--- 実施する課題 ---
• A. 引用文のうち「債権者忍草入会組合(以下単に」を含む箇所から始め、「する権利能力なき社団である。」までを書き出してください。その際、「組合長」を「代表者」に更新してください。
• B. 引用文によると、債権者忍草入会組合は通称梨ケ原にどのような権利を有していますか。

--- 引用文 ---
———

債権者忍草入会組合(以下単に債権者または組合ともいう)は、富士山北麗のいわゆる北富士演習場内の通称梨ケ原に採草等の入会権を有する入会団体である。右入会団体は、現に農業を専業とする者で、明治時代より継続して山梨県南都留忍野村忍草区に居住する忍草区民、又は、その分家で、現に区民たる者(忍草入会組合規約第三条第一号)、および右規約第三条第二号の定めにより組合員たる資格を付与された者によつて構成され、その運営のために組合規約および対外的代表機関たる組合長などを擁する権利能力なき社団である。

債務者国(以下単に国ともいう)は、自衛隊の施設の取得及びこれに関する事務、建設工事の実施並びに自衛隊の施設に供される行政財産の管理を行う行政機関として防衛庁の外局に防衛施設庁をおき、あわせて条約に基づく外国軍隊の駐留に関する事務で他の行政機関の所掌に属しない事務を行わしめているものである(防衛庁設置法第三九条、第四一条第二項、第四条第二項国家行政組織法第三条第三項)。

———

--- ラベル付き領域のエントリ ---
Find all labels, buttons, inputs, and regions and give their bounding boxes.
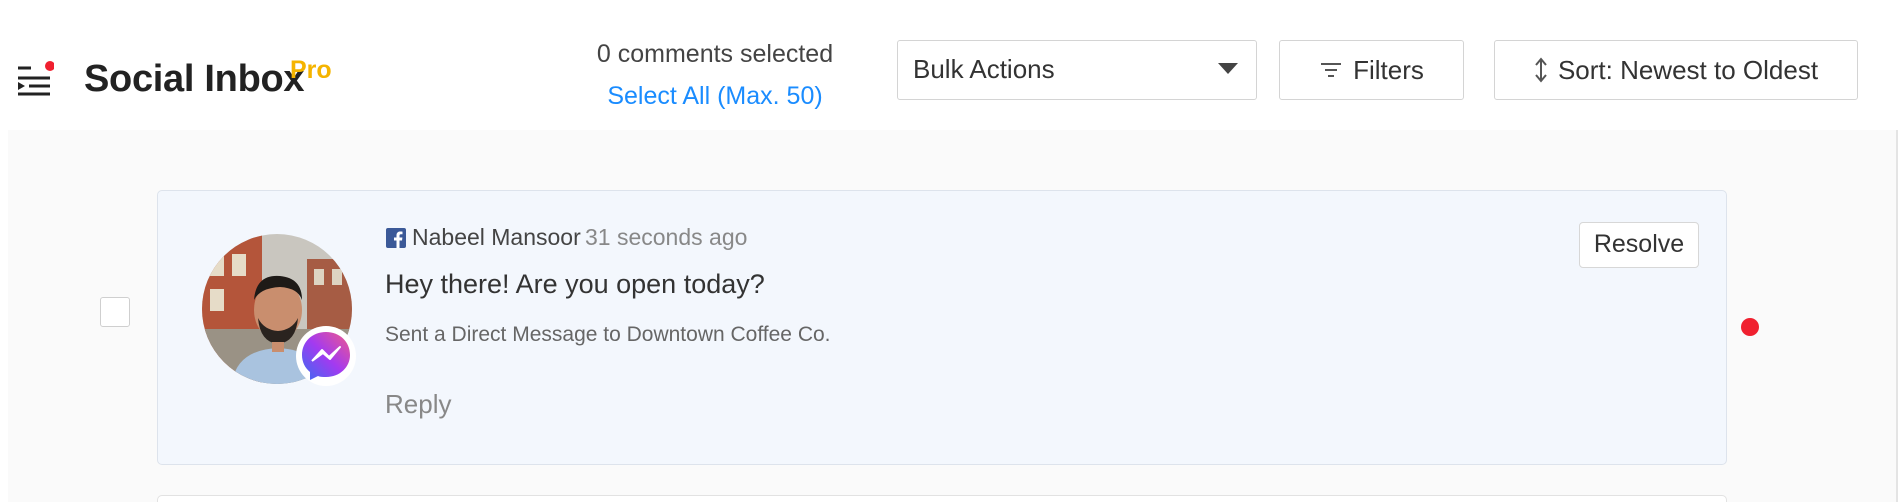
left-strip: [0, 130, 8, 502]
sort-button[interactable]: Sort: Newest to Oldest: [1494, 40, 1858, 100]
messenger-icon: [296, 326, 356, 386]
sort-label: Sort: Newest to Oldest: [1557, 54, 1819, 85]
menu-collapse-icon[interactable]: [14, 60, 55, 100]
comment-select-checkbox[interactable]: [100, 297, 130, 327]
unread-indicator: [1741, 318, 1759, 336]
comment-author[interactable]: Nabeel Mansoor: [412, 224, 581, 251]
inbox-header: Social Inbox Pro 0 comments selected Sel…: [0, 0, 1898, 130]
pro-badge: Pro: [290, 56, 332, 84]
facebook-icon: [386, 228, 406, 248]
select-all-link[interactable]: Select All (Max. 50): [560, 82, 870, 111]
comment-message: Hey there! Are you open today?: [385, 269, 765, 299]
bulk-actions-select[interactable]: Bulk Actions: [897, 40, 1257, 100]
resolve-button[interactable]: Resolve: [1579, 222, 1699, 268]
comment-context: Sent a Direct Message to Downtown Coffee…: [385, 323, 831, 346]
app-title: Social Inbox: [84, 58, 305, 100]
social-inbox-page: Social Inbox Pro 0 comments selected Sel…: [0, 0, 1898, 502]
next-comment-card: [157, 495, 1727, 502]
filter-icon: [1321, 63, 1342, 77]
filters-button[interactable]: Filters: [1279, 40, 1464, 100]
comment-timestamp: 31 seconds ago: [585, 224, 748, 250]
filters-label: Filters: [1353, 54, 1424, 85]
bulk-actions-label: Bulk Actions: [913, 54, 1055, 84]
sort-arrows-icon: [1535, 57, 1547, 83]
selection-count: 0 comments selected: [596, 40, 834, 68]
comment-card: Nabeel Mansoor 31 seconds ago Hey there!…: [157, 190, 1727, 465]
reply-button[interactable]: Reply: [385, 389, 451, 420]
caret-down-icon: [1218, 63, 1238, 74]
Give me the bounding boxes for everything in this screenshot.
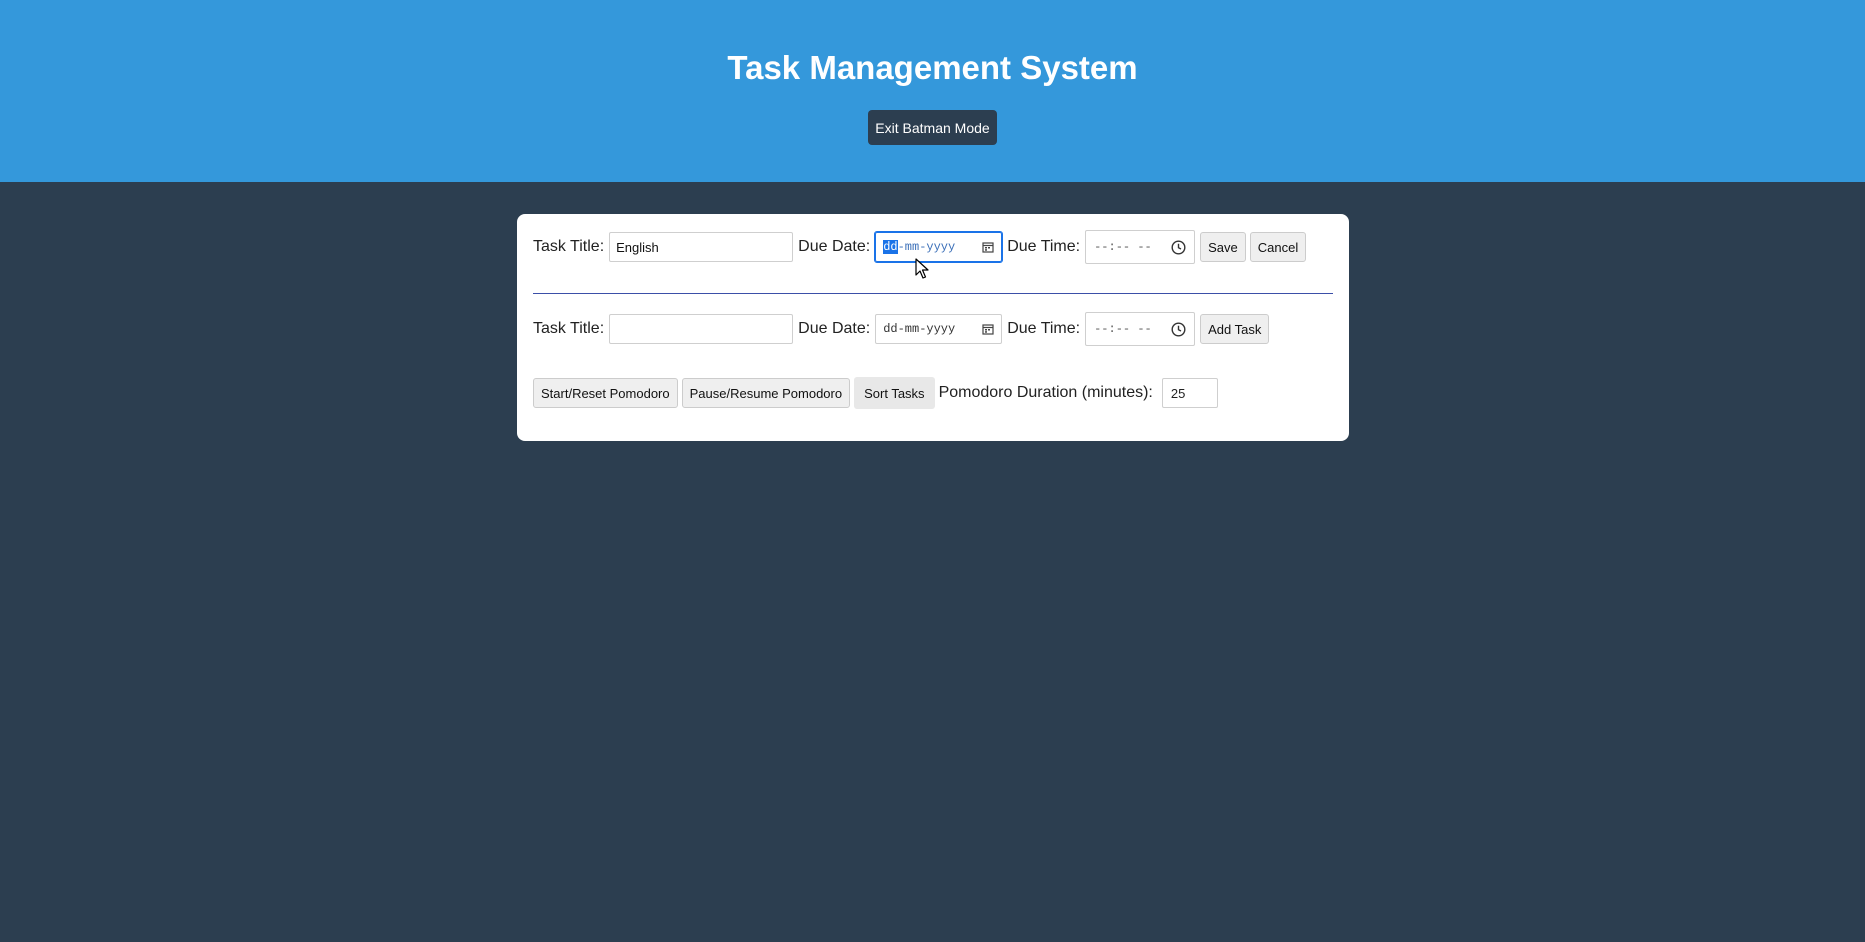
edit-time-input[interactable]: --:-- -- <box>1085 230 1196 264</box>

———

--- 解答一覧 ---
• A.
債権者忍草入会組合(以下単に債権者または組合ともいう)は、富士山北麗のいわゆる北富士演習場内の通称梨ケ原に採草等の入会権を有する入会団体である。右入会団体は、現に農業を専業とする者で、明治時代より継続して山梨県南都留忍野村忍草区に居住する忍草区民、又は、その分家で、現に区民たる者(忍草入会組合規約第三条第一号)、および右規約第三条第二号の定めにより組合員たる資格を付与された者によつて構成され、その運営のために組合規約および対外的代表機関たる代表者などを擁する権利能力なき社団である。

• B. 通称梨ケ原に採草等の入会権を有しています。